◆ **Source document**
On the Redshift Evolution of MgII Absorption Systems
Jeremy L. Tinker (Berkeley/BCCP) Hsiao-Wen Chen (Chicago/KICP)

TL;DR
This study models the evolution of MgII absorption systems with redshift by linking them to dark matter halos, revealing that gaseous halo evolution explains observed absorber statistics and predicting how clustering bias varies over time.
Contribution
It introduces a halo occupation model that constrains MgII absorber evolution and predicts clustering bias changes across redshift, highlighting the role of gaseous halo evolution.
Findings
MgII absorber evolution is driven by gaseous halo changes.
Strong absorbers are associated with ~Mcrit halos across redshifts.
Clustering bias anti-correlation with equivalent width flattens around z~1.5.

◆ **Work to do**
• A. Repeat the stretch of the MgII absorption summary from "On the Redshift" through "gaseous halo changes.", word for word.
• B. Pick out every line of the listing below that contains the string "legend" and copy each one in full.

◆ **Dataset rows**
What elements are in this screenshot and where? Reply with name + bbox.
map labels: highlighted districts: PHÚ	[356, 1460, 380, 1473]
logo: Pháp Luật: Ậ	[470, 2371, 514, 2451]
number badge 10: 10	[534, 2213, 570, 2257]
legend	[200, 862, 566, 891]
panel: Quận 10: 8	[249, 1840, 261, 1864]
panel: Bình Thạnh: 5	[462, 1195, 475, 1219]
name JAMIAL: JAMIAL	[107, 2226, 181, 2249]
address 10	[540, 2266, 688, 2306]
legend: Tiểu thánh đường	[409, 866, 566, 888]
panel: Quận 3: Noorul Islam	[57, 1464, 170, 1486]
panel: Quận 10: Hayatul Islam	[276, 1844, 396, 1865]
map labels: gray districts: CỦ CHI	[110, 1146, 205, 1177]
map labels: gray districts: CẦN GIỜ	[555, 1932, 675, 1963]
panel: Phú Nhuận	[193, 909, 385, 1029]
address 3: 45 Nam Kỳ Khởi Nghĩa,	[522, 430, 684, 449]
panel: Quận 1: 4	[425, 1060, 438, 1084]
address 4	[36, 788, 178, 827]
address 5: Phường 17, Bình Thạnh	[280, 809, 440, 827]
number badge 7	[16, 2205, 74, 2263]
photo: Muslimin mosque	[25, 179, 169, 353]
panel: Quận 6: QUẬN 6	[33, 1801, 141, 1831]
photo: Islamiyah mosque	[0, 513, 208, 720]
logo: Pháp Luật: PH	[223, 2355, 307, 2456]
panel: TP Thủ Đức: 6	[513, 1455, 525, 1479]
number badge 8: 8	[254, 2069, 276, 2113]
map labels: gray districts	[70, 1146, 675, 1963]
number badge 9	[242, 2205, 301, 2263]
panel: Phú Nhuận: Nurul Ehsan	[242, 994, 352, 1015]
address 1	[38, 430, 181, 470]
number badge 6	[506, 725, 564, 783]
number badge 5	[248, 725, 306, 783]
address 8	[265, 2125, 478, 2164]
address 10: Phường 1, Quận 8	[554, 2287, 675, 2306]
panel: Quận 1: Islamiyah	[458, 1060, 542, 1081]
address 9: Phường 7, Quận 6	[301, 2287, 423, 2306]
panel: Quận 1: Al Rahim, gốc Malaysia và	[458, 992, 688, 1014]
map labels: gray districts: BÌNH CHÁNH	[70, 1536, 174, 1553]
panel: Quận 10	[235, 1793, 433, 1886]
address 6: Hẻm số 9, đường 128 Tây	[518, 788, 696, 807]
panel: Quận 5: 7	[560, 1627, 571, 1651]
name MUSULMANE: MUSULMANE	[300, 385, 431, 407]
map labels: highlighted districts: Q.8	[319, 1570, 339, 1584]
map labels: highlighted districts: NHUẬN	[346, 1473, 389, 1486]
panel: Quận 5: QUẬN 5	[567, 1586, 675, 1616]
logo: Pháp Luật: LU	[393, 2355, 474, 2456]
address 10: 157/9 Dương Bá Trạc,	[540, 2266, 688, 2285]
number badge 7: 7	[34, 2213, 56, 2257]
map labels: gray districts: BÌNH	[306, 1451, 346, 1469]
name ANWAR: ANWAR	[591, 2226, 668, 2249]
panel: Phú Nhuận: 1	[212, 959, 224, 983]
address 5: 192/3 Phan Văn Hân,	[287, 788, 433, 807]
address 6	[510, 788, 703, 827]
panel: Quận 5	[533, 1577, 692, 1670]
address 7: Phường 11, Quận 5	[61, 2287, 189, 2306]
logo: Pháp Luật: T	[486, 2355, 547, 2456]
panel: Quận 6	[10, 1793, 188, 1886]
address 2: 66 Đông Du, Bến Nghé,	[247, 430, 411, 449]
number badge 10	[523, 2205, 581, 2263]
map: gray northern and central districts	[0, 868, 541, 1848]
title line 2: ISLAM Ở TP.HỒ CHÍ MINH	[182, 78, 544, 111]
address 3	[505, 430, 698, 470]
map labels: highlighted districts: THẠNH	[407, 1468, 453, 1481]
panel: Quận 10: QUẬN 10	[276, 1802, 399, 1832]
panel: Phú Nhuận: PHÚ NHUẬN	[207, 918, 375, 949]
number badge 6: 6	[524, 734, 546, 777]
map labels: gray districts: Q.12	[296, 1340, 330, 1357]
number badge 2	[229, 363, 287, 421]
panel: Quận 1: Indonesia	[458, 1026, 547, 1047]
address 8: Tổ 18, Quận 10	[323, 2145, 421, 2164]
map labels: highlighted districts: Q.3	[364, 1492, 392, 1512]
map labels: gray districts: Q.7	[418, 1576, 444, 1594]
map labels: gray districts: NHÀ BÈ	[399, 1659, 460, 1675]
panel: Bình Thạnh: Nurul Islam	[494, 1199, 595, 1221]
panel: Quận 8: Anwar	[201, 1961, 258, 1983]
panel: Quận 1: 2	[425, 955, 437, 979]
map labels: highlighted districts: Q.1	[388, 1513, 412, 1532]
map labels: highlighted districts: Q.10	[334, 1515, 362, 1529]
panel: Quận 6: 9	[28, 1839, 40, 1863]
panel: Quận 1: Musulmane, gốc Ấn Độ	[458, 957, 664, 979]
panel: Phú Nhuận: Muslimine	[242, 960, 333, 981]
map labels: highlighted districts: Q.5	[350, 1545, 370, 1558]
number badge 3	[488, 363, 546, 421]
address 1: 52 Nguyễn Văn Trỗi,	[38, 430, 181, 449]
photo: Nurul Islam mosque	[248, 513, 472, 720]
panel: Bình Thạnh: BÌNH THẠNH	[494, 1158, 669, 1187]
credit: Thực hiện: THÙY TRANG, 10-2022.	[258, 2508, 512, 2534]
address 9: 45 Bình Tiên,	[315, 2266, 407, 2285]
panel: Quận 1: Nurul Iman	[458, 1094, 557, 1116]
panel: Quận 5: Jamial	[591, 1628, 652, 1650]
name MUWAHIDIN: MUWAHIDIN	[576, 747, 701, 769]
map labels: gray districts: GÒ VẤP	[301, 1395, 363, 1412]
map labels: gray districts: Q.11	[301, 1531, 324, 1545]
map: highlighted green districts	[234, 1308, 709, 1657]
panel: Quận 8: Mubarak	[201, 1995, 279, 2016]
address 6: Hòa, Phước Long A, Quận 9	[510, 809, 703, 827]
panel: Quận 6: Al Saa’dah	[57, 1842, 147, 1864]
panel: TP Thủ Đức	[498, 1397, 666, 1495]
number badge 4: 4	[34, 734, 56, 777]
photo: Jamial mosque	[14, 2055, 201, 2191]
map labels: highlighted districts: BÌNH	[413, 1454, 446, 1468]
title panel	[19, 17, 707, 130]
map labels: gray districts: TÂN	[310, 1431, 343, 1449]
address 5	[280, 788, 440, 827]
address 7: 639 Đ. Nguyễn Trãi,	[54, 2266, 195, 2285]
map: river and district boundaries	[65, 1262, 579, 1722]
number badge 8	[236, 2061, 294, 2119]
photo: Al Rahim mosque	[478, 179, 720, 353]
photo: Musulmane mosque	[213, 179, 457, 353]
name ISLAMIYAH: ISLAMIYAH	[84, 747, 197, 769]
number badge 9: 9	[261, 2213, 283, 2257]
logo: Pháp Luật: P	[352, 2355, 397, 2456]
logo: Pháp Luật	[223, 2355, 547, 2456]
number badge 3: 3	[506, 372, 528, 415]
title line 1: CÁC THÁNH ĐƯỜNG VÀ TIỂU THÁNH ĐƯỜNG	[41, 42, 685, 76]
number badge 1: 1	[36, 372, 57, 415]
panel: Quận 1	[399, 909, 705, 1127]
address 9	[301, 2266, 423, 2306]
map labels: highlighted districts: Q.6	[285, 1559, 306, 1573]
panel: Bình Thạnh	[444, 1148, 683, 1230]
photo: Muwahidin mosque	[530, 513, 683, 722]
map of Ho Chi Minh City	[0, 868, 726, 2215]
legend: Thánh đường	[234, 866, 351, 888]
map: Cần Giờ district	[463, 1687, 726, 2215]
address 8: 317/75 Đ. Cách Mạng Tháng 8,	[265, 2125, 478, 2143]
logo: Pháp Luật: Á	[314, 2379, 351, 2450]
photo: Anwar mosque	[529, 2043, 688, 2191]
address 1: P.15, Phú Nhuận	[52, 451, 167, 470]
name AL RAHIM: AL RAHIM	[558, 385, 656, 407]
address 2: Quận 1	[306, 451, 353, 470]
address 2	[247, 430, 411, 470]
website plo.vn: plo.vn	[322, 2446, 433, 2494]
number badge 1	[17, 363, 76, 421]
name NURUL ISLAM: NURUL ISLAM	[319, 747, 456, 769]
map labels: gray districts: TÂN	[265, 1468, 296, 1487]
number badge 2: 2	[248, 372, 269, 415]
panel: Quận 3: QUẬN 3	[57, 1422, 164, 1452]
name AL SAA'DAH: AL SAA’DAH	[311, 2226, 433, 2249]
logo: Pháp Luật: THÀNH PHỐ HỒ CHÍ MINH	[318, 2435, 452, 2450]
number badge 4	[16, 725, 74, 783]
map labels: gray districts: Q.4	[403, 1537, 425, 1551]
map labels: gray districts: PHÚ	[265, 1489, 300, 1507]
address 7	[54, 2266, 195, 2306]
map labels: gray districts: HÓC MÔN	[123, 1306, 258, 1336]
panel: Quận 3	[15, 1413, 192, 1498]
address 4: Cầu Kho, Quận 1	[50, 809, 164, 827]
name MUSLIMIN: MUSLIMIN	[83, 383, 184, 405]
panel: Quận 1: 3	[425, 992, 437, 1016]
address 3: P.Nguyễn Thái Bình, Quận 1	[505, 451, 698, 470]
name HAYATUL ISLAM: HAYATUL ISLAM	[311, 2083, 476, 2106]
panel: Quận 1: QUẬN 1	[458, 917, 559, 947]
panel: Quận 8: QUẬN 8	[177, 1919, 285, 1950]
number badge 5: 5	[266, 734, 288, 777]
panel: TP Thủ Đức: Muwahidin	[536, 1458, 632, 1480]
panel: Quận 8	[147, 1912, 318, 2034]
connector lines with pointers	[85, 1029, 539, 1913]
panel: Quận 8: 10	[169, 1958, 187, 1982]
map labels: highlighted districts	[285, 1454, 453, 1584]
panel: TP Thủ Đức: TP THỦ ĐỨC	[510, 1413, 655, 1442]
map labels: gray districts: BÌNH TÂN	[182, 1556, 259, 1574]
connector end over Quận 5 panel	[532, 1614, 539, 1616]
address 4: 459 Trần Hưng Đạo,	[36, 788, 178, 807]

◆ **Per-task answers**
• A.
On the Redshift Evolution of MgII Absorption Systems
Jeremy L. Tinker (Berkeley/BCCP) Hsiao-Wen Chen (Chicago/KICP)

TL;DR
This study models the evolution of MgII absorption systems with redshift by linking them to dark matter halos, revealing that gaseous halo evolution explains observed absorber statistics and predicting how clustering bias varies over time.
Contribution
It introduces a halo occupation model that constrains MgII absorber evolution and predicts clustering bias changes across redshift, highlighting the role of gaseous halo evolution.
Findings
MgII absorber evolution is driven by gaseous halo changes.

• B.
legend	[200, 862, 566, 891]
legend: Tiểu thánh đường	[409, 866, 566, 888]
legend: Thánh đường	[234, 866, 351, 888]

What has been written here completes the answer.